* [PROBLEM REQUIREMENTS] Filter the lines below, copying only those with the string "JSON".

* [DATASET EXCERPTS]
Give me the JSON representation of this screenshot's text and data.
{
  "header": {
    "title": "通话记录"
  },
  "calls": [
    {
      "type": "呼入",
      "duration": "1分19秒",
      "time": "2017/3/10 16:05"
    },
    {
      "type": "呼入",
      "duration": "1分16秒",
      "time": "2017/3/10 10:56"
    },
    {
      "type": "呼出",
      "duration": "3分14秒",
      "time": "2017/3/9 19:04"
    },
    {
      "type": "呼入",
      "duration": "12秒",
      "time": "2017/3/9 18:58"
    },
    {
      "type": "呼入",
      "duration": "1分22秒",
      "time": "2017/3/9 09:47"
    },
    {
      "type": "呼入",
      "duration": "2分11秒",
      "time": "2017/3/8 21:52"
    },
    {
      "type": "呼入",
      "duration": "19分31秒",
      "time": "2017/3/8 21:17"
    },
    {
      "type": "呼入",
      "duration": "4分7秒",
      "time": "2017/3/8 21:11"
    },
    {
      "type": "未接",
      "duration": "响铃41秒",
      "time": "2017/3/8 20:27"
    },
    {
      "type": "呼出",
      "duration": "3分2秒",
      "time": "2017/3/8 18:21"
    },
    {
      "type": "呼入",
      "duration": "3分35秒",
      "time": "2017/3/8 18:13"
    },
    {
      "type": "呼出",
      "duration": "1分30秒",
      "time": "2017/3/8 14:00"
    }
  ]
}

...

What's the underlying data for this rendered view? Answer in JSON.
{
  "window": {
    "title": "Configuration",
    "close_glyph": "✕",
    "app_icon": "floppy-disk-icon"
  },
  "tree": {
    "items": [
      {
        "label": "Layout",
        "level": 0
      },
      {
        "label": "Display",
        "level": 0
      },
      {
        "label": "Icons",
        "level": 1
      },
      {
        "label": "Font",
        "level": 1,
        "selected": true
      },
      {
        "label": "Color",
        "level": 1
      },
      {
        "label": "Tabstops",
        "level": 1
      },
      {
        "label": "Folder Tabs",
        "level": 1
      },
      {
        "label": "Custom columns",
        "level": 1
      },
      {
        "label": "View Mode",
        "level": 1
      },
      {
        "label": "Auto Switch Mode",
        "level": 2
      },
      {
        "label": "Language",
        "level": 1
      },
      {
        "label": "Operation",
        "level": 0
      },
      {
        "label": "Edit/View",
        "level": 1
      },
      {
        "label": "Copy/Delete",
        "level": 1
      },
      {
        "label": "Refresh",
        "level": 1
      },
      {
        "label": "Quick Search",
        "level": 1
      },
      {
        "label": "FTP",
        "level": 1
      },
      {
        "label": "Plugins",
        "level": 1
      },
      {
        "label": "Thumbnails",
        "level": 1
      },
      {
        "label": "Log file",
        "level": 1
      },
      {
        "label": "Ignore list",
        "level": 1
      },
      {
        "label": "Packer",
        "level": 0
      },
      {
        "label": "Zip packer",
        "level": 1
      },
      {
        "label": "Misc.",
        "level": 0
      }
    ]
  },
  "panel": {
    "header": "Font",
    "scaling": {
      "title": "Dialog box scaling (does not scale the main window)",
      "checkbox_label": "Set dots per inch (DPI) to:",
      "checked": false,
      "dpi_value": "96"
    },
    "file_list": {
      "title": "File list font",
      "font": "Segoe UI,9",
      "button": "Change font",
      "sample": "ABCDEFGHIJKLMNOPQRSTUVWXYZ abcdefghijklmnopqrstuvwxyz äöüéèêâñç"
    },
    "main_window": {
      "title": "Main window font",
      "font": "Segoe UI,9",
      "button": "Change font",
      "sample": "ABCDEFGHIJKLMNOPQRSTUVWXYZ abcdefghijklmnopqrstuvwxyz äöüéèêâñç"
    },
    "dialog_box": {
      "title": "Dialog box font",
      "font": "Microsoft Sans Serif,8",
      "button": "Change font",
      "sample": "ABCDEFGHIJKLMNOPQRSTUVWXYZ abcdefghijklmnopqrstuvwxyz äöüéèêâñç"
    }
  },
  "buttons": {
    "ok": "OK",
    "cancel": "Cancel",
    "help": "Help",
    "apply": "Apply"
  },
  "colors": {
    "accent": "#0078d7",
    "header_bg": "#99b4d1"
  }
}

* [FINISHED EXERCISE]
Give me the JSON representation of this screenshot's text and data.
What's the underlying data for this rendered view? Answer in JSON.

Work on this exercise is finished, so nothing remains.